GOAL: Without the pictures, repeat the listing character for character.
[START EXERCISE MATERIALS]
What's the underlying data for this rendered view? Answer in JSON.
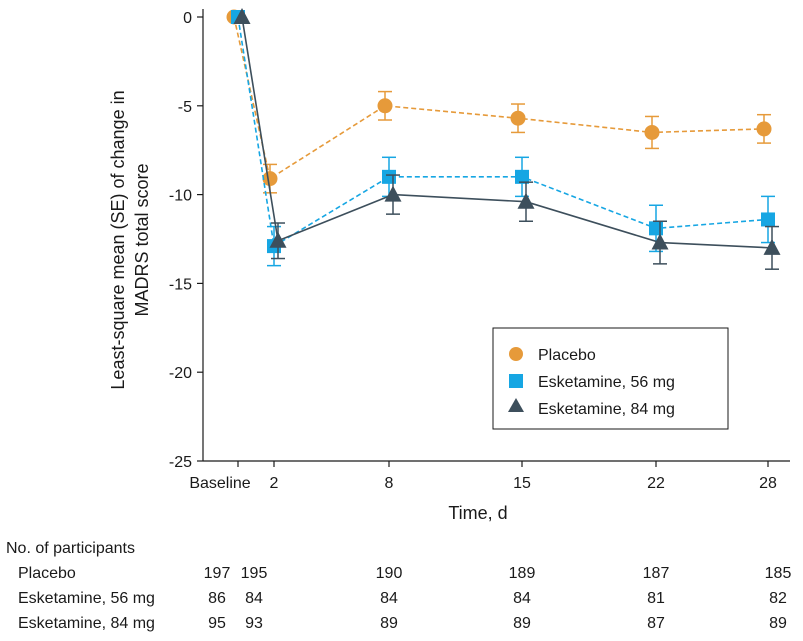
{
  "chart_data": {
    "type": "line",
    "x_labels": [
      "Baseline",
      "2",
      "8",
      "15",
      "22",
      "28"
    ],
    "x_days": [
      0,
      2,
      8,
      15,
      22,
      28
    ],
    "xlabel": "Time, d",
    "ylabel_line1": "Least-square mean (SE) of change in",
    "ylabel_line2": "MADRS total score",
    "ylim": [
      -25,
      0
    ],
    "yticks": [
      0,
      -5,
      -10,
      -15,
      -20,
      -25
    ],
    "ytick_labels": [
      "0",
      "-5",
      "-10",
      "-15",
      "-20",
      "-25"
    ],
    "legend_position": "lower-right",
    "series": [
      {
        "name": "Placebo",
        "marker": "circle",
        "line": "dashed",
        "color": "#e69a3a",
        "values": [
          0,
          -9.1,
          -5.0,
          -5.7,
          -6.5,
          -6.3
        ],
        "se": [
          0,
          0.8,
          0.8,
          0.8,
          0.9,
          0.8
        ]
      },
      {
        "name": "Esketamine, 56 mg",
        "marker": "square",
        "line": "dashed",
        "color": "#16a6e3",
        "values": [
          0,
          -12.9,
          -9.0,
          -9.0,
          -11.9,
          -11.4
        ],
        "se": [
          0,
          1.1,
          1.1,
          1.1,
          1.3,
          1.3
        ]
      },
      {
        "name": "Esketamine, 84 mg",
        "marker": "triangle",
        "line": "solid",
        "color": "#3d4f5c",
        "values": [
          0,
          -12.6,
          -10.0,
          -10.4,
          -12.7,
          -13.0
        ],
        "se": [
          0,
          1.0,
          1.1,
          1.1,
          1.2,
          1.2
        ]
      }
    ]
  },
  "participants_table": {
    "title": "No. of participants",
    "rows": [
      {
        "label": "Placebo",
        "values": [
          "197",
          "195",
          "190",
          "189",
          "187",
          "185"
        ]
      },
      {
        "label": "Esketamine, 56 mg",
        "values": [
          "86",
          "84",
          "84",
          "84",
          "81",
          "82"
        ]
      },
      {
        "label": "Esketamine, 84 mg",
        "values": [
          "95",
          "93",
          "89",
          "89",
          "87",
          "89"
        ]
      }
    ]
  }
}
[END EXERCISE MATERIALS]
ANSWER TO THE EXERCISE:
What's the underlying data for this rendered view? Answer in JSON.
{
  "chart_data": {
    "type": "line",
    "x_labels": [
      "Baseline",
      "2",
      "8",
      "15",
      "22",
      "28"
    ],
    "x_days": [
      0,
      2,
      8,
      15,
      22,
      28
    ],
    "xlabel": "Time, d",
    "ylabel_line1": "Least-square mean (SE) of change in",
    "ylabel_line2": "MADRS total score",
    "ylim": [
      -25,
      0
    ],
    "yticks": [
      0,
      -5,
      -10,
      -15,
      -20,
      -25
    ],
    "ytick_labels": [
      "0",
      "-5",
      "-10",
      "-15",
      "-20",
      "-25"
    ],
    "legend_position": "lower-right",
    "series": [
      {
        "name": "Placebo",
        "marker": "circle",
        "line": "dashed",
        "color": "#e69a3a",
        "values": [
          0,
          -9.1,
          -5.0,
          -5.7,
          -6.5,
          -6.3
        ],
        "se": [
          0,
          0.8,
          0.8,
          0.8,
          0.9,
          0.8
        ]
      },
      {
        "name": "Esketamine, 56 mg",
        "marker": "square",
        "line": "dashed",
        "color": "#16a6e3",
        "values": [
          0,
          -12.9,
          -9.0,
          -9.0,
          -11.9,
          -11.4
        ],
        "se": [
          0,
          1.1,
          1.1,
          1.1,
          1.3,
          1.3
        ]
      },
      {
        "name": "Esketamine, 84 mg",
        "marker": "triangle",
        "line": "solid",
        "color": "#3d4f5c",
        "values": [
          0,
          -12.6,
          -10.0,
          -10.4,
          -12.7,
          -13.0
        ],
        "se": [
          0,
          1.0,
          1.1,
          1.1,
          1.2,
          1.2
        ]
      }
    ]
  },
  "participants_table": {
    "title": "No. of participants",
    "rows": [
      {
        "label": "Placebo",
        "values": [
          "197",
          "195",
          "190",
          "189",
          "187",
          "185"
        ]
      },
      {
        "label": "Esketamine, 56 mg",
        "values": [
          "86",
          "84",
          "84",
          "84",
          "81",
          "82"
        ]
      },
      {
        "label": "Esketamine, 84 mg",
        "values": [
          "95",
          "93",
          "89",
          "89",
          "87",
          "89"
        ]
      }
    ]
  }
}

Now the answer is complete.